THE EXERCISE: Write out each line exactly as it stands, please.

RECORDS SHOWN:
━━━

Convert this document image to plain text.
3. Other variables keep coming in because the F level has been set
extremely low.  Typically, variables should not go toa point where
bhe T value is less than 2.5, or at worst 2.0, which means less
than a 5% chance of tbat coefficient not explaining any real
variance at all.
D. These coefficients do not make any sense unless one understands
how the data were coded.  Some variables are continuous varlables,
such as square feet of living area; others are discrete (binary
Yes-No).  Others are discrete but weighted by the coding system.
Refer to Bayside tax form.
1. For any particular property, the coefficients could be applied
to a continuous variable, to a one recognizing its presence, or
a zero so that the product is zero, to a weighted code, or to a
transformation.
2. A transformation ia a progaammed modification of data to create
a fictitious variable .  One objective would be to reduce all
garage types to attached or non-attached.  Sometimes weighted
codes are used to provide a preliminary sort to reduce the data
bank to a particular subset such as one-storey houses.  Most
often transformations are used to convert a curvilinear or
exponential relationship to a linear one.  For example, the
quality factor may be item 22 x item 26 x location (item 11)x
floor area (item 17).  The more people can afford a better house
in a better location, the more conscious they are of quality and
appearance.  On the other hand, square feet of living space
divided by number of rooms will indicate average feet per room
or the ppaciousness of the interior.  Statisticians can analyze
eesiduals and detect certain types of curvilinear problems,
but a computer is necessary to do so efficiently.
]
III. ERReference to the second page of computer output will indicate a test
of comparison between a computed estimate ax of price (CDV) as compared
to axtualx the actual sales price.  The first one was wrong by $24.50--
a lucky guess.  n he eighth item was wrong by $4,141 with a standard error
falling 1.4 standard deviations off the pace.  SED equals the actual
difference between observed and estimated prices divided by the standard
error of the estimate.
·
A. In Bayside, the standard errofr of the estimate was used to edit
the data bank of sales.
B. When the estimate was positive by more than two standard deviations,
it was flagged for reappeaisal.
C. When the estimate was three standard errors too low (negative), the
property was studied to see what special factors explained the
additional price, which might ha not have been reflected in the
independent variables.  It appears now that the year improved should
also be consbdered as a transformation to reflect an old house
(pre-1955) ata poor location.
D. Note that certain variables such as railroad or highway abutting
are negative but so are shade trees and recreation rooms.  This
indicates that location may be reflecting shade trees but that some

━━━

THE RESPONSE:
Convert this document image to plain text.
3. Other variables keep coming in because the F level has been set
extremely low.  Typically, variables should not go toa point where
bhe T value is less than 2.5, or at worst 2.0, which means less
than a 5% chance of tbat coefficient not explaining any real
variance at all.
D. These coefficients do not make any sense unless one understands
how the data were coded.  Some variables are continuous varlables,
such as square feet of living area; others are discrete (binary
Yes-No).  Others are discrete but weighted by the coding system.
Refer to Bayside tax form.
1. For any particular property, the coefficients could be applied
to a continuous variable, to a one recognizing its presence, or
a zero so that the product is zero, to a weighted code, or to a
transformation.
2. A transformation ia a progaammed modification of data to create
a fictitious variable .  One objective would be to reduce all
garage types to attached or non-attached.  Sometimes weighted
codes are used to provide a preliminary sort to reduce the data
bank to a particular subset such as one-storey houses.  Most
often transformations are used to convert a curvilinear or
exponential relationship to a linear one.  For example, the
quality factor may be item 22 x item 26 x location (item 11)x
floor area (item 17).  The more people can afford a better house
in a better location, the more conscious they are of quality and
appearance.  On the other hand, square feet of living space
divided by number of rooms will indicate average feet per room
or the ppaciousness of the interior.  Statisticians can analyze
eesiduals and detect certain types of curvilinear problems,
but a computer is necessary to do so efficiently.
]
III. ERReference to the second page of computer output will indicate a test
of comparison between a computed estimate ax of price (CDV) as compared
to axtualx the actual sales price.  The first one was wrong by $24.50--
a lucky guess.  n he eighth item was wrong by $4,141 with a standard error
falling 1.4 standard deviations off the pace.  SED equals the actual
difference between observed and estimated prices divided by the standard
error of the estimate.
·
A. In Bayside, the standard errofr of the estimate was used to edit
the data bank of sales.
B. When the estimate was positive by more than two standard deviations,
it was flagged for reappeaisal.
C. When the estimate was three standard errors too low (negative), the
property was studied to see what special factors explained the
additional price, which might ha not have been reflected in the
independent variables.  It appears now that the year improved should
also be consbdered as a transformation to reflect an old house
(pre-1955) ata poor location.
D. Note that certain variables such as railroad or highway abutting
are negative but so are shade trees and recreation rooms.  This
indicates that location may be reflecting shade trees but that some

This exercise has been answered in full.